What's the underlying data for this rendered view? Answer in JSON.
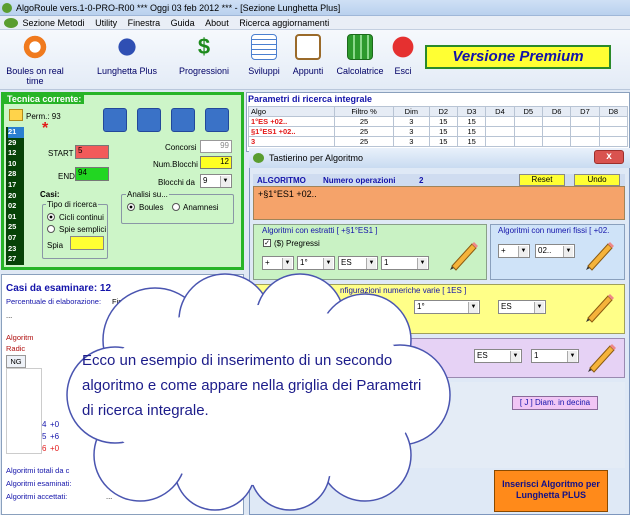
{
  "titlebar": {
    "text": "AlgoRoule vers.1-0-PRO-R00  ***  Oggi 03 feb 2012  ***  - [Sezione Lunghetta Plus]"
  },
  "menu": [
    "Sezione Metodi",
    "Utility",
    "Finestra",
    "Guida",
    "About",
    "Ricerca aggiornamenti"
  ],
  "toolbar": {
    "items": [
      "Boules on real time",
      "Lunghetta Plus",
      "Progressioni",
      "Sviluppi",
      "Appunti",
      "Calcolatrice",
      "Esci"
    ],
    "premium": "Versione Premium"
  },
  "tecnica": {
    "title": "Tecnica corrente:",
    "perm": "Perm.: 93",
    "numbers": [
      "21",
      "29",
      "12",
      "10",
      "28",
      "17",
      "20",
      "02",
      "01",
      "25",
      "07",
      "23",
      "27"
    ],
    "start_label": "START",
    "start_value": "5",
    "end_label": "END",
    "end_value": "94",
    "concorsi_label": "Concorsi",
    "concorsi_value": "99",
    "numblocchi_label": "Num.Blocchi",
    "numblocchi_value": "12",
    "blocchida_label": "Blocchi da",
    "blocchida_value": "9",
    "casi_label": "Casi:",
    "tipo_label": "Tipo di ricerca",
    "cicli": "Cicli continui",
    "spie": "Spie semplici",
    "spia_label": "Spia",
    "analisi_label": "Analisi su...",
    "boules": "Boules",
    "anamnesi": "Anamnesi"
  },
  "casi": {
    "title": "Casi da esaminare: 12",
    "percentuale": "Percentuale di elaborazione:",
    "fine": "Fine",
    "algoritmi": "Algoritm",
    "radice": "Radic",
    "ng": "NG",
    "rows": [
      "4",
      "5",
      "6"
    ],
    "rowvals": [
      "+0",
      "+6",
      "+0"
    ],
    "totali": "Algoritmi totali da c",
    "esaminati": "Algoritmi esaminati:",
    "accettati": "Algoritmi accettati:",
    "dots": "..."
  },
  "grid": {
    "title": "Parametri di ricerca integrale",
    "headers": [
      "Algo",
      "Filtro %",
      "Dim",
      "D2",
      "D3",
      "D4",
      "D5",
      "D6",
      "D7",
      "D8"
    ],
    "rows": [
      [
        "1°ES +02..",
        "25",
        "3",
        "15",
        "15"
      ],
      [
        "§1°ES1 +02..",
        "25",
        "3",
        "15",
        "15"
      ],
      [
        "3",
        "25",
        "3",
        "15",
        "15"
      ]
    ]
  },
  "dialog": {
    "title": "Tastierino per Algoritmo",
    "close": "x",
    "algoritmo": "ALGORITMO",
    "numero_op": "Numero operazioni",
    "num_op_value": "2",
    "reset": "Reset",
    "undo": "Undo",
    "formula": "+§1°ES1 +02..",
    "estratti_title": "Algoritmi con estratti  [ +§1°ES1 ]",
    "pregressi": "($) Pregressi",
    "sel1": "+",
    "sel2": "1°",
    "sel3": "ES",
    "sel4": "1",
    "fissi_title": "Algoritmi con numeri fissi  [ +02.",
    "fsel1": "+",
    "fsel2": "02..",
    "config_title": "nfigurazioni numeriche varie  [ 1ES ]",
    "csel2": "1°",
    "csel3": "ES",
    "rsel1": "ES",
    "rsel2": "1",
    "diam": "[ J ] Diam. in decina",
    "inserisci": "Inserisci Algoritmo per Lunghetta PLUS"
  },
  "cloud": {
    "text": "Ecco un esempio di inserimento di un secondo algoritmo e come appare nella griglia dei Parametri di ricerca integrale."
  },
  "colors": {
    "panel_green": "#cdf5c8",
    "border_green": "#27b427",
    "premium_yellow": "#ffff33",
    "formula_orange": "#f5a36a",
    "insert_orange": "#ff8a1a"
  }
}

------------------------

▶ EXERCISE INSTRUCTIONS
Pictures stay out; repeat all the rest of the records exactly.

▶ RESULT OF THIS EXERCISE
What's the underlying data for this rendered view? Answer in JSON.
{
  "titlebar": {
    "text": "AlgoRoule vers.1-0-PRO-R00  ***  Oggi 03 feb 2012  ***  - [Sezione Lunghetta Plus]"
  },
  "menu": [
    "Sezione Metodi",
    "Utility",
    "Finestra",
    "Guida",
    "About",
    "Ricerca aggiornamenti"
  ],
  "toolbar": {
    "items": [
      "Boules on real time",
      "Lunghetta Plus",
      "Progressioni",
      "Sviluppi",
      "Appunti",
      "Calcolatrice",
      "Esci"
    ],
    "premium": "Versione Premium"
  },
  "tecnica": {
    "title": "Tecnica corrente:",
    "perm": "Perm.: 93",
    "numbers": [
      "21",
      "29",
      "12",
      "10",
      "28",
      "17",
      "20",
      "02",
      "01",
      "25",
      "07",
      "23",
      "27"
    ],
    "start_label": "START",
    "start_value": "5",
    "end_label": "END",
    "end_value": "94",
    "concorsi_label": "Concorsi",
    "concorsi_value": "99",
    "numblocchi_label": "Num.Blocchi",
    "numblocchi_value": "12",
    "blocchida_label": "Blocchi da",
    "blocchida_value": "9",
    "casi_label": "Casi:",
    "tipo_label": "Tipo di ricerca",
    "cicli": "Cicli continui",
    "spie": "Spie semplici",
    "spia_label": "Spia",
    "analisi_label": "Analisi su...",
    "boules": "Boules",
    "anamnesi": "Anamnesi"
  },
  "casi": {
    "title": "Casi da esaminare: 12",
    "percentuale": "Percentuale di elaborazione:",
    "fine": "Fine",
    "algoritmi": "Algoritm",
    "radice": "Radic",
    "ng": "NG",
    "rows": [
      "4",
      "5",
      "6"
    ],
    "rowvals": [
      "+0",
      "+6",
      "+0"
    ],
    "totali": "Algoritmi totali da c",
    "esaminati": "Algoritmi esaminati:",
    "accettati": "Algoritmi accettati:",
    "dots": "..."
  },
  "grid": {
    "title": "Parametri di ricerca integrale",
    "headers": [
      "Algo",
      "Filtro %",
      "Dim",
      "D2",
      "D3",
      "D4",
      "D5",
      "D6",
      "D7",
      "D8"
    ],
    "rows": [
      [
        "1°ES +02..",
        "25",
        "3",
        "15",
        "15"
      ],
      [
        "§1°ES1 +02..",
        "25",
        "3",
        "15",
        "15"
      ],
      [
        "3",
        "25",
        "3",
        "15",
        "15"
      ]
    ]
  },
  "dialog": {
    "title": "Tastierino per Algoritmo",
    "close": "x",
    "algoritmo": "ALGORITMO",
    "numero_op": "Numero operazioni",
    "num_op_value": "2",
    "reset": "Reset",
    "undo": "Undo",
    "formula": "+§1°ES1 +02..",
    "estratti_title": "Algoritmi con estratti  [ +§1°ES1 ]",
    "pregressi": "($) Pregressi",
    "sel1": "+",
    "sel2": "1°",
    "sel3": "ES",
    "sel4": "1",
    "fissi_title": "Algoritmi con numeri fissi  [ +02.",
    "fsel1": "+",
    "fsel2": "02..",
    "config_title": "nfigurazioni numeriche varie  [ 1ES ]",
    "csel2": "1°",
    "csel3": "ES",
    "rsel1": "ES",
    "rsel2": "1",
    "diam": "[ J ] Diam. in decina",
    "inserisci": "Inserisci Algoritmo per Lunghetta PLUS"
  },
  "cloud": {
    "text": "Ecco un esempio di inserimento di un secondo algoritmo e come appare nella griglia dei Parametri di ricerca integrale."
  },
  "colors": {
    "panel_green": "#cdf5c8",
    "border_green": "#27b427",
    "premium_yellow": "#ffff33",
    "formula_orange": "#f5a36a",
    "insert_orange": "#ff8a1a"
  }
}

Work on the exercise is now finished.